# Problem details:
Output a single figure: the number of lines in which the word "乡村振兴战略下传统村落文化旅游设计" appears.

[Stored data]
● ● ● ●

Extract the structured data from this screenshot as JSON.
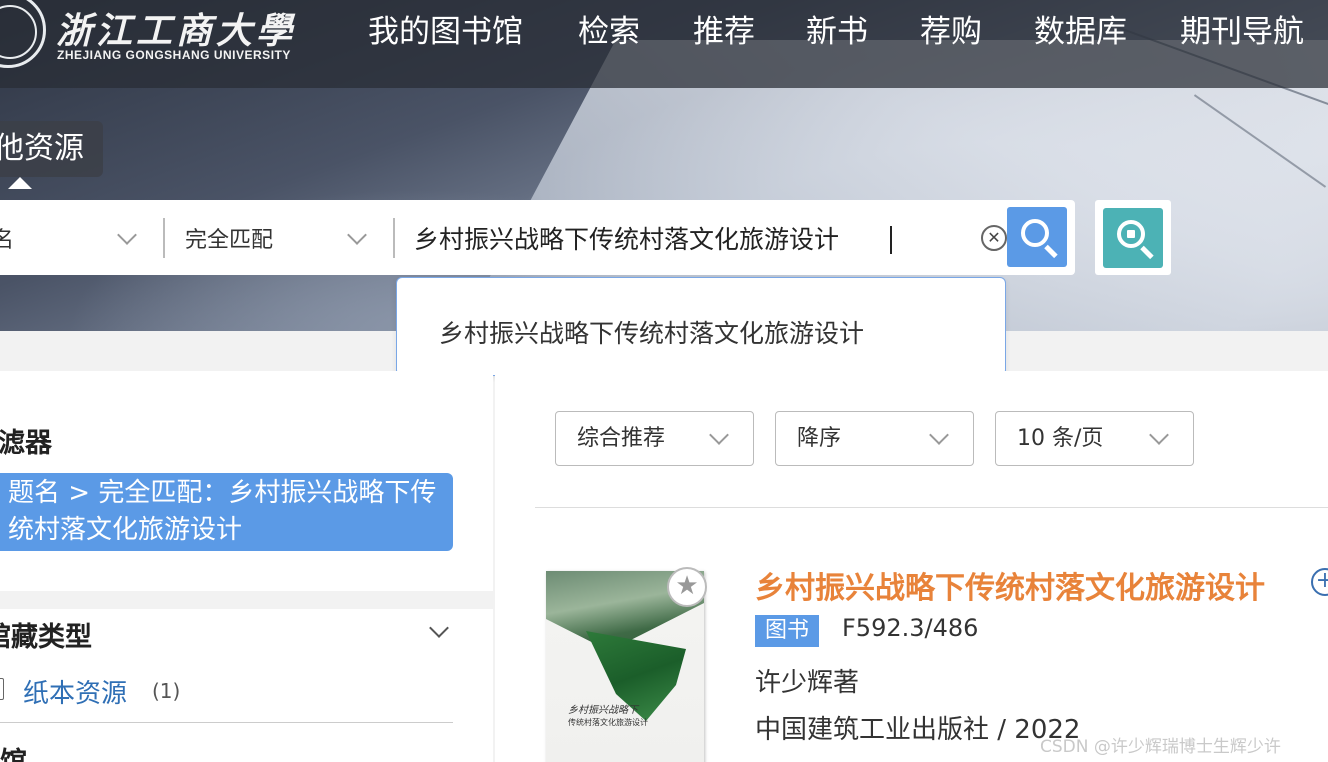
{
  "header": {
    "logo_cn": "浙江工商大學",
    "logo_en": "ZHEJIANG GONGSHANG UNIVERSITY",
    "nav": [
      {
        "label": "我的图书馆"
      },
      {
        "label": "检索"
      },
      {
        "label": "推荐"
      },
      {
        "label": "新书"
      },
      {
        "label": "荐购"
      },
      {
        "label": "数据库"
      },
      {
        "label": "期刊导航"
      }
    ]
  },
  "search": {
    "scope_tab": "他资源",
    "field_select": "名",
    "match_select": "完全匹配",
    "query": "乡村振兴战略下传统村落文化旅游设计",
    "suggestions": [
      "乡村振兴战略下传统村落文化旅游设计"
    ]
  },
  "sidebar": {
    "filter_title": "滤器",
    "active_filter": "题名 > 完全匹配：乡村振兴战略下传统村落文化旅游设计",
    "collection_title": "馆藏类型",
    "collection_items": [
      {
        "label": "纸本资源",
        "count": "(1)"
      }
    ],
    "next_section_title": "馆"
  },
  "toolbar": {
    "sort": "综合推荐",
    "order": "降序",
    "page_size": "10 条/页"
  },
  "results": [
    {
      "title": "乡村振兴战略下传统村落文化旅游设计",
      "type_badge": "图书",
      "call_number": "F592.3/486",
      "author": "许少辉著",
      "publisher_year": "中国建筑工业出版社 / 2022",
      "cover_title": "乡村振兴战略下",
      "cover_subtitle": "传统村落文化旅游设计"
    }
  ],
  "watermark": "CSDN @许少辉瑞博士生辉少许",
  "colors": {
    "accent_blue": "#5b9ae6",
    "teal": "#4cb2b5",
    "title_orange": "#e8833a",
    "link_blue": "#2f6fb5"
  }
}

● ● ● ●

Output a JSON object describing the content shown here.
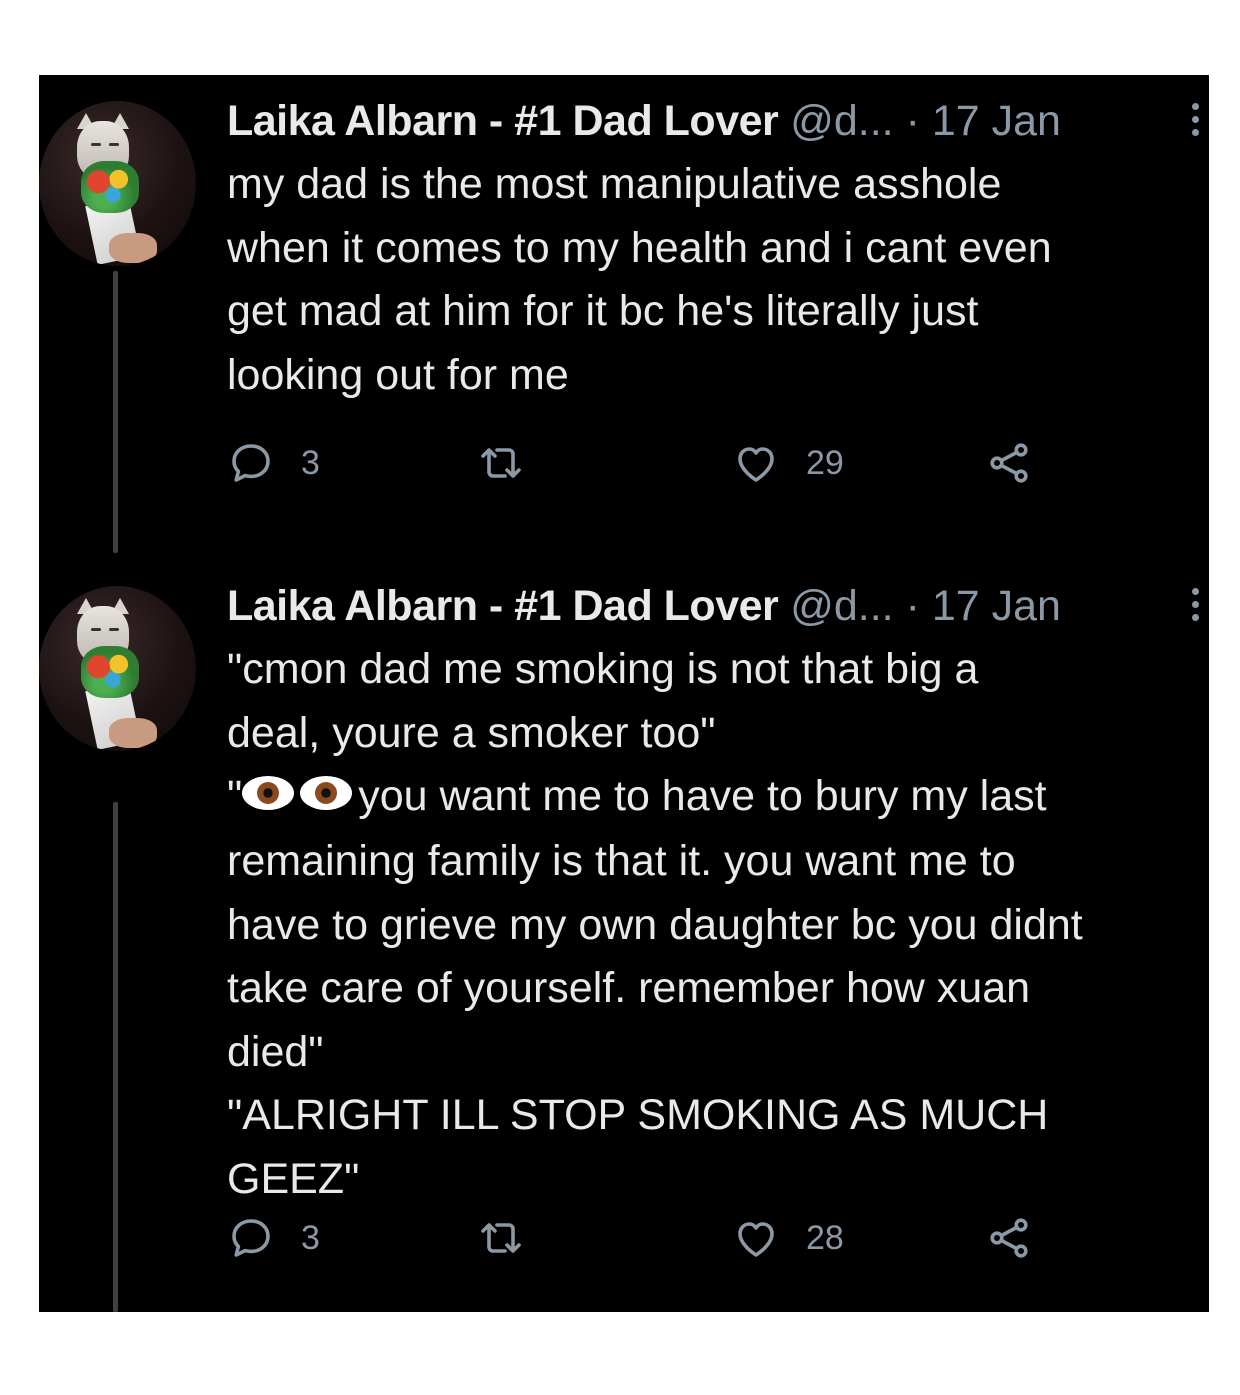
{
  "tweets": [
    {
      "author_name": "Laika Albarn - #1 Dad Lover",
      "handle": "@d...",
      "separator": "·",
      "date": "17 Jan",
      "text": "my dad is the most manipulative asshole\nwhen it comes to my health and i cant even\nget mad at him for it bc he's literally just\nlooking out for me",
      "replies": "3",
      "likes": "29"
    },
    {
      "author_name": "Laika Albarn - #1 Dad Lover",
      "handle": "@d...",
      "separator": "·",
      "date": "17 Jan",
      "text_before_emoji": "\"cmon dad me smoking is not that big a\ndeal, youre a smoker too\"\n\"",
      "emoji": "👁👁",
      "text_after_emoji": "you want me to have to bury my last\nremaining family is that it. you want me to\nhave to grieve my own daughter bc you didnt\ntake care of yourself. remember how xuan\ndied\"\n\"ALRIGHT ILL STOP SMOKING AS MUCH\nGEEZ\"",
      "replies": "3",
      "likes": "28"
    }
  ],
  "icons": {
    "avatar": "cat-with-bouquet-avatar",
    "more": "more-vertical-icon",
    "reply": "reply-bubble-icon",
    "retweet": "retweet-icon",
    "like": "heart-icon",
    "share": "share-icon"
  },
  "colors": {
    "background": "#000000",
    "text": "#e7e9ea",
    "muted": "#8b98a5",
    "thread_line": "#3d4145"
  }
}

● ● ● ●

# Written answer:
4